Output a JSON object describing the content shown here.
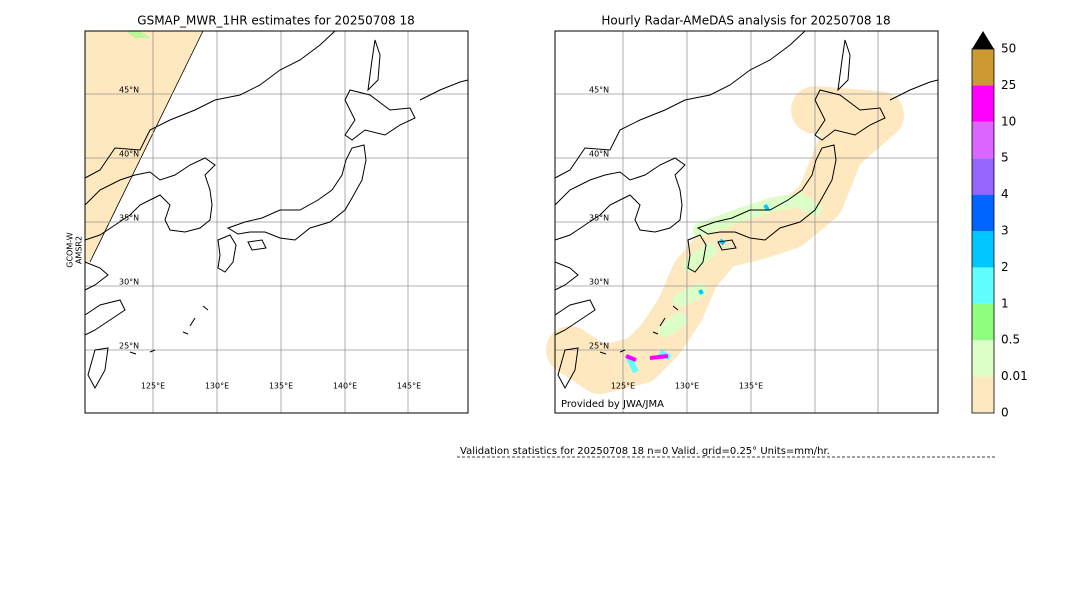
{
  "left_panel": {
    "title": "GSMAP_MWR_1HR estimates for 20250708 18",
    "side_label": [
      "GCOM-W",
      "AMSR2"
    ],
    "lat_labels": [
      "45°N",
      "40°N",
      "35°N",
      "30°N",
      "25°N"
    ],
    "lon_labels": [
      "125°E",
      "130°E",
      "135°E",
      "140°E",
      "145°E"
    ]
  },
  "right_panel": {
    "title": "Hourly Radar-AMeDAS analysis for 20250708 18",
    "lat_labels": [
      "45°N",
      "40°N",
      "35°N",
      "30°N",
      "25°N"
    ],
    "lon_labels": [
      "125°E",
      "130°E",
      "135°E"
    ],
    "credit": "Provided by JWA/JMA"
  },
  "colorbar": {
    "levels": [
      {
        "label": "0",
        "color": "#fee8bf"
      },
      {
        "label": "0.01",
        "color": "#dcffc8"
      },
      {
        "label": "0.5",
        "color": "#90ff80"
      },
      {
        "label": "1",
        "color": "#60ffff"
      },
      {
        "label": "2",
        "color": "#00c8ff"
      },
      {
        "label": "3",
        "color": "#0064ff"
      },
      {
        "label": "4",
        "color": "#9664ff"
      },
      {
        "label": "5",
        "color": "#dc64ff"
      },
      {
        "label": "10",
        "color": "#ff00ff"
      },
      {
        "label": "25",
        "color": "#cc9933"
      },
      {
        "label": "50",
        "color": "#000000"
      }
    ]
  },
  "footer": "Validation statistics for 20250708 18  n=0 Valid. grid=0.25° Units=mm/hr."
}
=-=-=-=-=
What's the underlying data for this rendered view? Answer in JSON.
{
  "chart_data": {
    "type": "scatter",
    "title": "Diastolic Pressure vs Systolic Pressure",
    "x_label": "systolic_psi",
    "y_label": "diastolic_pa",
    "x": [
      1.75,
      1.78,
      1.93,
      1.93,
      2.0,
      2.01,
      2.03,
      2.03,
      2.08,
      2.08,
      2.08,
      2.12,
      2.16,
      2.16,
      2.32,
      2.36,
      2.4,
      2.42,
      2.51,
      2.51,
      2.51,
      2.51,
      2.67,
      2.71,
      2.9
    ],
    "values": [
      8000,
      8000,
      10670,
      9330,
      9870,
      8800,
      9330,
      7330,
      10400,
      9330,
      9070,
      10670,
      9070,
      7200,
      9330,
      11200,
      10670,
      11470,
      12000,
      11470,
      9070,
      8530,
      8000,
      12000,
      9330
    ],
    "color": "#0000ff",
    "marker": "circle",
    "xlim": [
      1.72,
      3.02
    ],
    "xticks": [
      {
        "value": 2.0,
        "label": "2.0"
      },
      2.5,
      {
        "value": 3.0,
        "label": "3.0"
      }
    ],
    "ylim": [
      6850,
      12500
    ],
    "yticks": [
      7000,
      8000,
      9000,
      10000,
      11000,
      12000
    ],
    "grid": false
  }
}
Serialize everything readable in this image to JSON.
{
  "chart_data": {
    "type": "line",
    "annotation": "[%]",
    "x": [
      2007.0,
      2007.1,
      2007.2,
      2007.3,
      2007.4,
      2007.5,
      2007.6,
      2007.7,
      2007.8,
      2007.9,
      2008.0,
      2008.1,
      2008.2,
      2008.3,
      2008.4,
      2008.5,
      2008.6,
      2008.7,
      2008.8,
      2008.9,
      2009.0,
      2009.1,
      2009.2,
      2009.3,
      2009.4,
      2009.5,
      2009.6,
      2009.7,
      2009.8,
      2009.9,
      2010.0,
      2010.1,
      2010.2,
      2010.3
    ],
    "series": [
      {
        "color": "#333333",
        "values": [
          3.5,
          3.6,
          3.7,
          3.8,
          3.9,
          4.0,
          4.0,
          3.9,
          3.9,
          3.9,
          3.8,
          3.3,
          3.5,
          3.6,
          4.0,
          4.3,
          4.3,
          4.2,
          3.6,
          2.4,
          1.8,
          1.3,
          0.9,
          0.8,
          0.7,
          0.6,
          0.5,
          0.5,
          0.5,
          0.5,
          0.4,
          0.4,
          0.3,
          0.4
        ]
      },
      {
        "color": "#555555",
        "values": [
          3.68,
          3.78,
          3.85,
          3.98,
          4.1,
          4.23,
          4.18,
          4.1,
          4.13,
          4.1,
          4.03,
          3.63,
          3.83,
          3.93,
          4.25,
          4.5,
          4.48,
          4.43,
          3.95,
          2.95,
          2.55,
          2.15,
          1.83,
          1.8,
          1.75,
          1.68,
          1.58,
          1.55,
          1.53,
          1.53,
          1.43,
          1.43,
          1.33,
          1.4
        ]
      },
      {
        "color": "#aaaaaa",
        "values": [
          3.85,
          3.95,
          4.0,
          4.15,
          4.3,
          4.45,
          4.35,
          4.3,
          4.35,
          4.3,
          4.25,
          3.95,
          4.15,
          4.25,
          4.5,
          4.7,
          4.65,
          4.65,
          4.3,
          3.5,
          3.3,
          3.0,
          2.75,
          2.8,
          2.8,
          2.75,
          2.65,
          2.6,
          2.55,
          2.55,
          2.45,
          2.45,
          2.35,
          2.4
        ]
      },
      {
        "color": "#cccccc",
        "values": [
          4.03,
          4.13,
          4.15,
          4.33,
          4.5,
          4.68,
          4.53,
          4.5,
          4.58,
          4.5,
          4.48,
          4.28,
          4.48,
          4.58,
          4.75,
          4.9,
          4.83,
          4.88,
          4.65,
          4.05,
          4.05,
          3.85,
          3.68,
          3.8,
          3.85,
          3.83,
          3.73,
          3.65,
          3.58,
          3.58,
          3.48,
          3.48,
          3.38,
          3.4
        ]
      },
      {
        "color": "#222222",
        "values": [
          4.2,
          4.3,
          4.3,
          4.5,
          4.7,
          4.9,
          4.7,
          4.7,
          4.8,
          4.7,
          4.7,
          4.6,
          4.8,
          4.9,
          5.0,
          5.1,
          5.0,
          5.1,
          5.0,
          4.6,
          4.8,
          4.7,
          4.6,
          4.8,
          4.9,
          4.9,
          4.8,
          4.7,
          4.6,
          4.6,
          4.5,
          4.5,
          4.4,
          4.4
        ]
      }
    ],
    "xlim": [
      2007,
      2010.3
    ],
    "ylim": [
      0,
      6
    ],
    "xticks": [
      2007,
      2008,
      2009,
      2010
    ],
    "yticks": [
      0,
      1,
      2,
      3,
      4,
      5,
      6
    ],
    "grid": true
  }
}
=-=-=-=-=
AIM OF THE TASK: Write out every line of the data that holds the word "JSON".

RESULT:
Output a JSON object describing the content shown here.
What's the underlying data for this rendered view? Answer in JSON.
Serialize everything readable in this image to JSON.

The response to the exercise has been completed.